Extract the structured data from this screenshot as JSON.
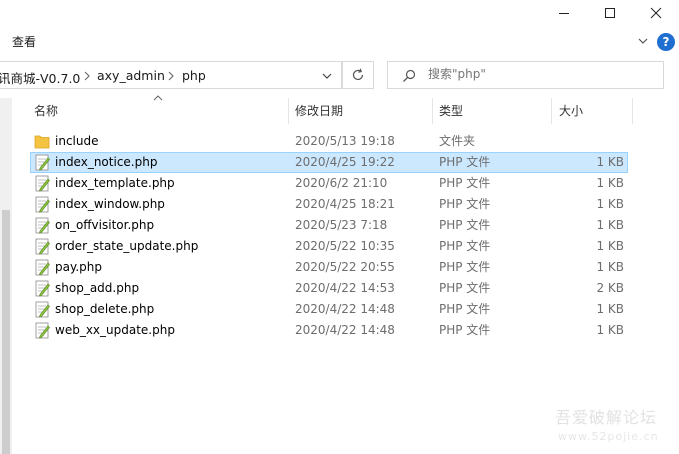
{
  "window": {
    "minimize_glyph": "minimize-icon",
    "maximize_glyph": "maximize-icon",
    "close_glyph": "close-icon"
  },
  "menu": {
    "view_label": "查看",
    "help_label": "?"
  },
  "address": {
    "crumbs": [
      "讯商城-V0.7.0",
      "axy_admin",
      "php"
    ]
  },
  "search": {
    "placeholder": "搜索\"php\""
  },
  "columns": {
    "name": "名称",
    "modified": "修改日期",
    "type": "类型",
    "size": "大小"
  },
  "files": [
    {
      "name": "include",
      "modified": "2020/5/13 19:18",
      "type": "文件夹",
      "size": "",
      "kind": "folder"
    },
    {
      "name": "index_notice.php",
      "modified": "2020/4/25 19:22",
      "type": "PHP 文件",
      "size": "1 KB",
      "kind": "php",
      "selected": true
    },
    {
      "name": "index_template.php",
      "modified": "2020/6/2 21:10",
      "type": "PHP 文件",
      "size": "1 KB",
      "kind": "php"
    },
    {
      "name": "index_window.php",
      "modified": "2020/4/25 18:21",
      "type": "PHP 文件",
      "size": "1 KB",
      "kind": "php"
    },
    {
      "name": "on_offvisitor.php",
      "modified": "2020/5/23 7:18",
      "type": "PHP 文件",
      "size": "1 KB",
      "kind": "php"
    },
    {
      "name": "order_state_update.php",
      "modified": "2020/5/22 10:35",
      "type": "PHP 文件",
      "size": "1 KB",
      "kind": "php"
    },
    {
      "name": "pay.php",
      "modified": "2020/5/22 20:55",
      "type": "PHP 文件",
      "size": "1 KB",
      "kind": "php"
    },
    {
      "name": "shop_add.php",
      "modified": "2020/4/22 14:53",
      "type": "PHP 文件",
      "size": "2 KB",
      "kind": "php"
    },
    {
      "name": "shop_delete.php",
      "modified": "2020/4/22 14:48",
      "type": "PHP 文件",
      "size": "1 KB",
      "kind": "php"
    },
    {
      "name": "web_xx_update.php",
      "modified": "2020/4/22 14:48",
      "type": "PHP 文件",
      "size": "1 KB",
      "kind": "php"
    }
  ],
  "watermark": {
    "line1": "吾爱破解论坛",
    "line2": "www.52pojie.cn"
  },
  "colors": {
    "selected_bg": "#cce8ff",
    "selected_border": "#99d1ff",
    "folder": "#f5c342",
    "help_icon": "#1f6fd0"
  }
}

——————

### Task requirements
Copy out each line word for word, please, skipping the images.

### Response to the task
Extract the structured data from this screenshot as JSON.
{
  "window": {
    "minimize_glyph": "minimize-icon",
    "maximize_glyph": "maximize-icon",
    "close_glyph": "close-icon"
  },
  "menu": {
    "view_label": "查看",
    "help_label": "?"
  },
  "address": {
    "crumbs": [
      "讯商城-V0.7.0",
      "axy_admin",
      "php"
    ]
  },
  "search": {
    "placeholder": "搜索\"php\""
  },
  "columns": {
    "name": "名称",
    "modified": "修改日期",
    "type": "类型",
    "size": "大小"
  },
  "files": [
    {
      "name": "include",
      "modified": "2020/5/13 19:18",
      "type": "文件夹",
      "size": "",
      "kind": "folder"
    },
    {
      "name": "index_notice.php",
      "modified": "2020/4/25 19:22",
      "type": "PHP 文件",
      "size": "1 KB",
      "kind": "php",
      "selected": true
    },
    {
      "name": "index_template.php",
      "modified": "2020/6/2 21:10",
      "type": "PHP 文件",
      "size": "1 KB",
      "kind": "php"
    },
    {
      "name": "index_window.php",
      "modified": "2020/4/25 18:21",
      "type": "PHP 文件",
      "size": "1 KB",
      "kind": "php"
    },
    {
      "name": "on_offvisitor.php",
      "modified": "2020/5/23 7:18",
      "type": "PHP 文件",
      "size": "1 KB",
      "kind": "php"
    },
    {
      "name": "order_state_update.php",
      "modified": "2020/5/22 10:35",
      "type": "PHP 文件",
      "size": "1 KB",
      "kind": "php"
    },
    {
      "name": "pay.php",
      "modified": "2020/5/22 20:55",
      "type": "PHP 文件",
      "size": "1 KB",
      "kind": "php"
    },
    {
      "name": "shop_add.php",
      "modified": "2020/4/22 14:53",
      "type": "PHP 文件",
      "size": "2 KB",
      "kind": "php"
    },
    {
      "name": "shop_delete.php",
      "modified": "2020/4/22 14:48",
      "type": "PHP 文件",
      "size": "1 KB",
      "kind": "php"
    },
    {
      "name": "web_xx_update.php",
      "modified": "2020/4/22 14:48",
      "type": "PHP 文件",
      "size": "1 KB",
      "kind": "php"
    }
  ],
  "watermark": {
    "line1": "吾爱破解论坛",
    "line2": "www.52pojie.cn"
  },
  "colors": {
    "selected_bg": "#cce8ff",
    "selected_border": "#99d1ff",
    "folder": "#f5c342",
    "help_icon": "#1f6fd0"
  }
}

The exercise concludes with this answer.